→ Goal of the exercise
Filter this material down to the lines that hold "annan", copying each one.

→ Entries provided
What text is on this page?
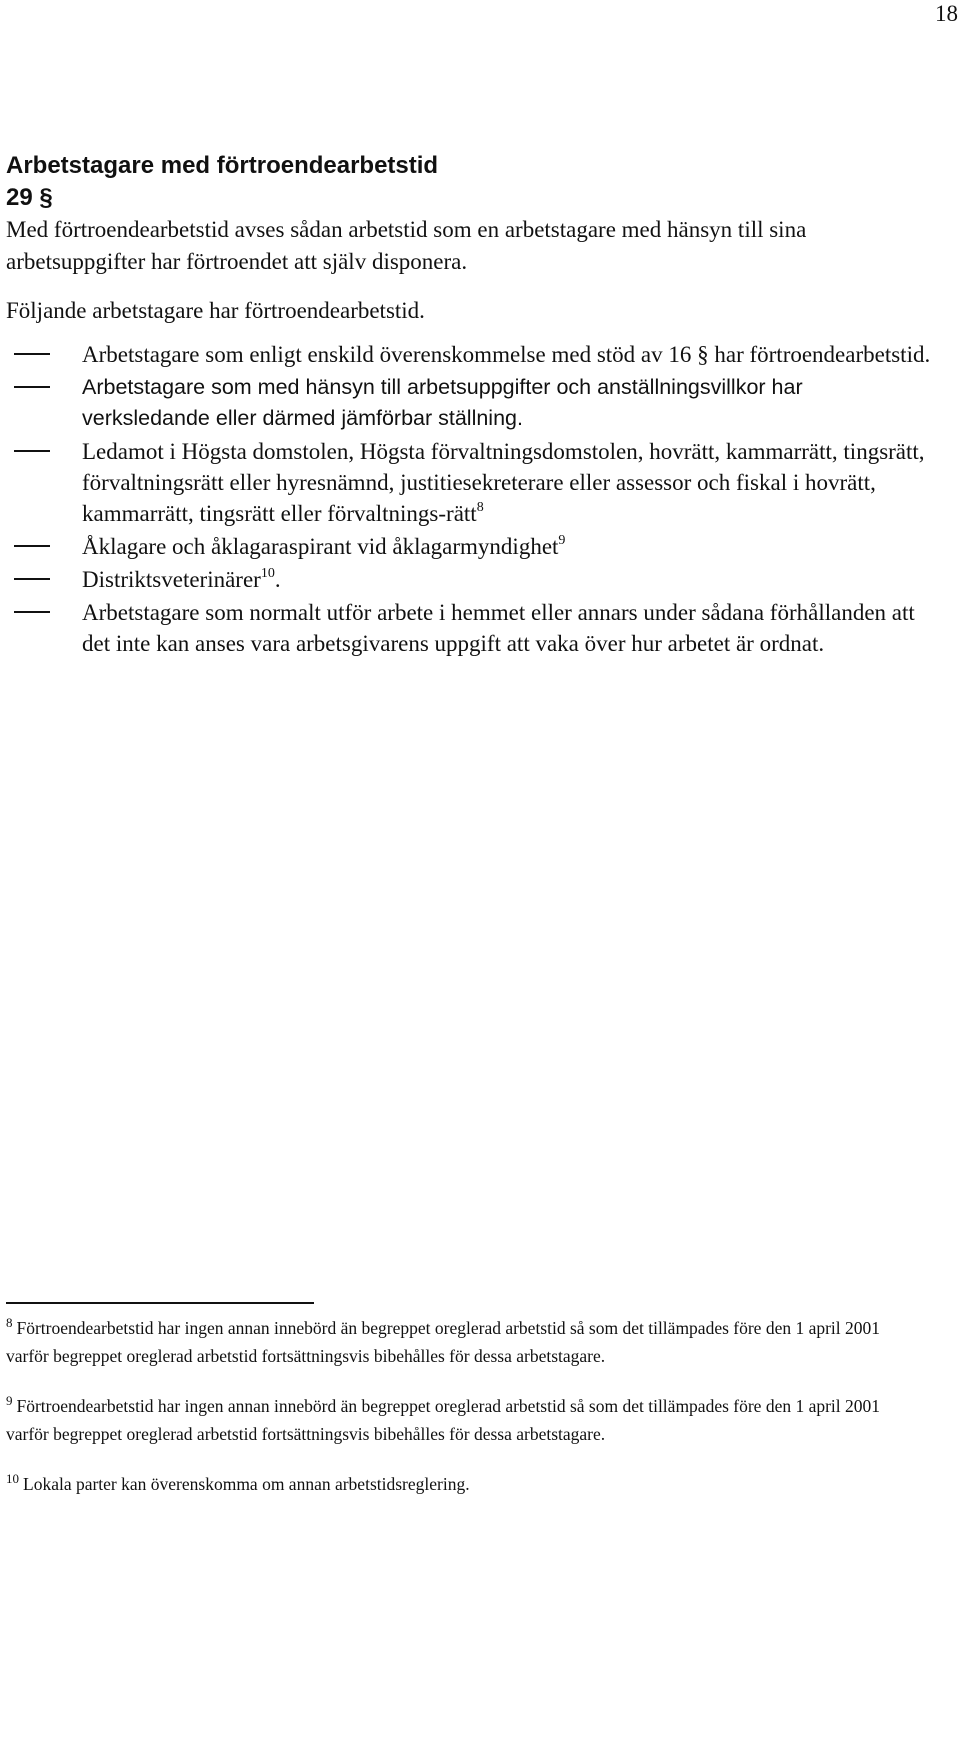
18
Arbetstagare med förtroendearbetstid
29 §

Med förtroendearbetstid avses sådan arbetstid som en arbetstagare med hänsyn till sina arbetsuppgifter har förtroendet att själv disponera.

Följande arbetstagare har förtroendearbetstid.

Arbetstagare som enligt enskild överenskommelse med stöd av 16 § har förtroendearbetstid.
Arbetstagare som med hänsyn till arbetsuppgifter och anställningsvillkor har verksledande eller därmed jämförbar ställning.
Ledamot i Högsta domstolen, Högsta förvaltningsdomstolen, hovrätt, kammarrätt, tingsrätt, förvaltningsrätt eller hyresnämnd, justitiesekreterare eller assessor och fiskal i hovrätt, kammarrätt, tingsrätt eller förvaltnings-rätt$^8$
Åklagare och åklagaraspirant vid åklagarmyndighet$^9$
Distriktsveterinärer$^{10}$.
Arbetstagare som normalt utför arbete i hemmet eller annars under sådana förhållanden att det inte kan anses vara arbetsgivarens uppgift att vaka över hur arbetet är ordnat.

$^8$ Förtroendearbetstid har ingen annan innebörd än begreppet oreglerad arbetstid så som det tillämpades före den 1 april 2001 varför begreppet oreglerad arbetstid fortsättningsvis bibehålles för dessa arbetstagare.

$^9$ Förtroendearbetstid har ingen annan innebörd än begreppet oreglerad arbetstid så som det tillämpades före den 1 april 2001 varför begreppet oreglerad arbetstid fortsättningsvis bibehålles för dessa arbetstagare.

$^{10}$ Lokala parter kan överenskomma om annan arbetstidsreglering.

→ Answer below
$^8$ Förtroendearbetstid har ingen annan innebörd än begreppet oreglerad arbetstid så som det tillämpades före den 1 april 2001 varför begreppet oreglerad arbetstid fortsättningsvis bibehålles för dessa arbetstagare.
$^9$ Förtroendearbetstid har ingen annan innebörd än begreppet oreglerad arbetstid så som det tillämpades före den 1 april 2001 varför begreppet oreglerad arbetstid fortsättningsvis bibehålles för dessa arbetstagare.
$^{10}$ Lokala parter kan överenskomma om annan arbetstidsreglering.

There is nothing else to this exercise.